AIM
Find the lines holding the string "финансирования" in the data, then copy all of them.

INFORMATION SHOWN
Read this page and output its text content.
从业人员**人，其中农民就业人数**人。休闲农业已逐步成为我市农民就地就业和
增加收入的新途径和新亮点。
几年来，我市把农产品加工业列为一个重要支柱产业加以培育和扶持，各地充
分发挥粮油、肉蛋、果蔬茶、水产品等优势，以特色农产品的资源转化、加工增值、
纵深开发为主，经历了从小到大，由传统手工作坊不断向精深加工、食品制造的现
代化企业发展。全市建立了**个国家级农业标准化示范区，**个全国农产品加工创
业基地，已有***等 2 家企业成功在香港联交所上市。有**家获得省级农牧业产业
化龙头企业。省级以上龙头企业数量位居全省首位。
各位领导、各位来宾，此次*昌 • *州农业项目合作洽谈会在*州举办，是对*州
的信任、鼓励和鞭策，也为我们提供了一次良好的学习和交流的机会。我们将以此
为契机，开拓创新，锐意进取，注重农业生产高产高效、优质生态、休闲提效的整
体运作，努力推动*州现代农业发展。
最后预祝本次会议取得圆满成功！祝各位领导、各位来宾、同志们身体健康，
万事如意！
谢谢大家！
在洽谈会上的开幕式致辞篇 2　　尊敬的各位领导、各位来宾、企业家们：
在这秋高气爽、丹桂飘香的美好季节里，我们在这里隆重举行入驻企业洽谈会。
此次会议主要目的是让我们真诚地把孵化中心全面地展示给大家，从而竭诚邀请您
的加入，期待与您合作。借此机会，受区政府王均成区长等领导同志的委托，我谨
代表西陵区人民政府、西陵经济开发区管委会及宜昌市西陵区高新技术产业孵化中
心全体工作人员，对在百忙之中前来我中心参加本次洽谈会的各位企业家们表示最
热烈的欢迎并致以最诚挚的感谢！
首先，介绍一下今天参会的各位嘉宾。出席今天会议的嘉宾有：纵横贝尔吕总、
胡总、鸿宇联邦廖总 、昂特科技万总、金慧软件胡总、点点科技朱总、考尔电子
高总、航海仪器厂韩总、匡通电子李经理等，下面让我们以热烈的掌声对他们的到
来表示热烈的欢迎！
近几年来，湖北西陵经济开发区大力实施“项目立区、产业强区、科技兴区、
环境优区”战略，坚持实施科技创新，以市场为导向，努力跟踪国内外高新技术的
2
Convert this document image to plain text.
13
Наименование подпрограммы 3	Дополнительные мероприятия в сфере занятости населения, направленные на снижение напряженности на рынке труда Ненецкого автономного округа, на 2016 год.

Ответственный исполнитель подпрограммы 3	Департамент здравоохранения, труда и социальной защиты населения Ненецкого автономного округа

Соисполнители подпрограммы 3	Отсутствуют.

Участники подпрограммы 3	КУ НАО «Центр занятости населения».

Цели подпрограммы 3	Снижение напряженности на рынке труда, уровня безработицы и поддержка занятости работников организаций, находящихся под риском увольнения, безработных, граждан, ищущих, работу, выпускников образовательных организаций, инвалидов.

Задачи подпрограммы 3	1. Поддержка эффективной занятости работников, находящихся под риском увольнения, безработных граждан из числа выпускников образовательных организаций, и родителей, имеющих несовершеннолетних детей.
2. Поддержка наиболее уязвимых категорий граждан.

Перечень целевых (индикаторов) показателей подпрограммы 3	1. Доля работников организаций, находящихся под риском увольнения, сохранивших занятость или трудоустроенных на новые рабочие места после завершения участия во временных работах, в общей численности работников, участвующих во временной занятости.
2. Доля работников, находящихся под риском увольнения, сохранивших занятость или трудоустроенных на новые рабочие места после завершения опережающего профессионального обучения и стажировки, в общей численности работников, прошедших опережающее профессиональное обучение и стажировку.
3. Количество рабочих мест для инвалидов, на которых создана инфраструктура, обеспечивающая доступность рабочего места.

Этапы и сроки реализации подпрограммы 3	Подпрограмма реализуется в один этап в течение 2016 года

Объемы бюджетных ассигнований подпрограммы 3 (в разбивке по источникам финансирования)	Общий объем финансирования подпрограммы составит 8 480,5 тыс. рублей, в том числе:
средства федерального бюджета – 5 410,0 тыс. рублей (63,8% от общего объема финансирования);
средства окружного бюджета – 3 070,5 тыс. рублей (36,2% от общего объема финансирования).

COMPLETED TASK
Объемы бюджетных ассигнований подпрограммы 3 (в разбивке по источникам финансирования)	Общий объем финансирования подпрограммы составит 8 480,5 тыс. рублей, в том числе:
средства федерального бюджета – 5 410,0 тыс. рублей (63,8% от общего объема финансирования);
средства окружного бюджета – 3 070,5 тыс. рублей (36,2% от общего объема финансирования).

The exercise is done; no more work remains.